What is expected.
Each line below is to be written out in full, exactly as shown.

________________________

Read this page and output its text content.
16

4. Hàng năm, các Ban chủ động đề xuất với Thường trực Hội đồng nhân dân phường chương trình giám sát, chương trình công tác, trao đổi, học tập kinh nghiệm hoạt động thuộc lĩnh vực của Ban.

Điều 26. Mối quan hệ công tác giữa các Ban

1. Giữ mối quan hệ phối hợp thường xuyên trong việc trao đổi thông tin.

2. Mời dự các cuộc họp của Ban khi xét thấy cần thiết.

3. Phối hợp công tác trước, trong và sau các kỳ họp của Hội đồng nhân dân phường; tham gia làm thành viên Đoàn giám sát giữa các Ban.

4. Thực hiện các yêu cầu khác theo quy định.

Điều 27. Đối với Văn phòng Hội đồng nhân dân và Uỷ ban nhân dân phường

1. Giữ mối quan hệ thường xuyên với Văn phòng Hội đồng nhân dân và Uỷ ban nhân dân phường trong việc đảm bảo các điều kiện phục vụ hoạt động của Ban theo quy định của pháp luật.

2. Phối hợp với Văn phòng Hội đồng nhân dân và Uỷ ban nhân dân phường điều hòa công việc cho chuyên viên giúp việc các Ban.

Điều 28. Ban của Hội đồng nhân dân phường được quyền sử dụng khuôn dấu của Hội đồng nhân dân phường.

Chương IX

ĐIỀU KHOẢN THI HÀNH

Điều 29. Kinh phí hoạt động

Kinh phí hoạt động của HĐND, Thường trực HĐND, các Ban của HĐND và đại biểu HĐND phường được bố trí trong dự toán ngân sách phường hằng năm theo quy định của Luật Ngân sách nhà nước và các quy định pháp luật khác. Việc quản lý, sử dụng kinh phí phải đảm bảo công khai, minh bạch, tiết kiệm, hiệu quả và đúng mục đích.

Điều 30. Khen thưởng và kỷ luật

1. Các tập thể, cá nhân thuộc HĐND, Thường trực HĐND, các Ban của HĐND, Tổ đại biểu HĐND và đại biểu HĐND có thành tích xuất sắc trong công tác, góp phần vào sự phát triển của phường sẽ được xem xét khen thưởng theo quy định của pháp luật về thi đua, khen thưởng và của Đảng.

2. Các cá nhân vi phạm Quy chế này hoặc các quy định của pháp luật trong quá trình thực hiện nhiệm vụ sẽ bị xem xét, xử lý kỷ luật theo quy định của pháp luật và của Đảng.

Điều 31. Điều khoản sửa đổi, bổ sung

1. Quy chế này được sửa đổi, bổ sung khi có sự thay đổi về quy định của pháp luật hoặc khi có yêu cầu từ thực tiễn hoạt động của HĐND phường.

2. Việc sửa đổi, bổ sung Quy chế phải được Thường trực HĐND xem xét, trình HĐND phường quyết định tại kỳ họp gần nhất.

________________________

Answer to the task.
Read this page and output its text content.
16

4. Hàng năm, các Ban chủ động đề xuất với Thường trực Hội đồng nhân dân phường chương trình giám sát, chương trình công tác, trao đổi, học tập kinh nghiệm hoạt động thuộc lĩnh vực của Ban.

Điều 26. Mối quan hệ công tác giữa các Ban

1. Giữ mối quan hệ phối hợp thường xuyên trong việc trao đổi thông tin.

2. Mời dự các cuộc họp của Ban khi xét thấy cần thiết.

3. Phối hợp công tác trước, trong và sau các kỳ họp của Hội đồng nhân dân phường; tham gia làm thành viên Đoàn giám sát giữa các Ban.

4. Thực hiện các yêu cầu khác theo quy định.

Điều 27. Đối với Văn phòng Hội đồng nhân dân và Uỷ ban nhân dân phường

1. Giữ mối quan hệ thường xuyên với Văn phòng Hội đồng nhân dân và Uỷ ban nhân dân phường trong việc đảm bảo các điều kiện phục vụ hoạt động của Ban theo quy định của pháp luật.

2. Phối hợp với Văn phòng Hội đồng nhân dân và Uỷ ban nhân dân phường điều hòa công việc cho chuyên viên giúp việc các Ban.

Điều 28. Ban của Hội đồng nhân dân phường được quyền sử dụng khuôn dấu của Hội đồng nhân dân phường.

Chương IX

ĐIỀU KHOẢN THI HÀNH

Điều 29. Kinh phí hoạt động

Kinh phí hoạt động của HĐND, Thường trực HĐND, các Ban của HĐND và đại biểu HĐND phường được bố trí trong dự toán ngân sách phường hằng năm theo quy định của Luật Ngân sách nhà nước và các quy định pháp luật khác. Việc quản lý, sử dụng kinh phí phải đảm bảo công khai, minh bạch, tiết kiệm, hiệu quả và đúng mục đích.

Điều 30. Khen thưởng và kỷ luật

1. Các tập thể, cá nhân thuộc HĐND, Thường trực HĐND, các Ban của HĐND, Tổ đại biểu HĐND và đại biểu HĐND có thành tích xuất sắc trong công tác, góp phần vào sự phát triển của phường sẽ được xem xét khen thưởng theo quy định của pháp luật về thi đua, khen thưởng và của Đảng.

2. Các cá nhân vi phạm Quy chế này hoặc các quy định của pháp luật trong quá trình thực hiện nhiệm vụ sẽ bị xem xét, xử lý kỷ luật theo quy định của pháp luật và của Đảng.

Điều 31. Điều khoản sửa đổi, bổ sung

1. Quy chế này được sửa đổi, bổ sung khi có sự thay đổi về quy định của pháp luật hoặc khi có yêu cầu từ thực tiễn hoạt động của HĐND phường.

2. Việc sửa đổi, bổ sung Quy chế phải được Thường trực HĐND xem xét, trình HĐND phường quyết định tại kỳ họp gần nhất.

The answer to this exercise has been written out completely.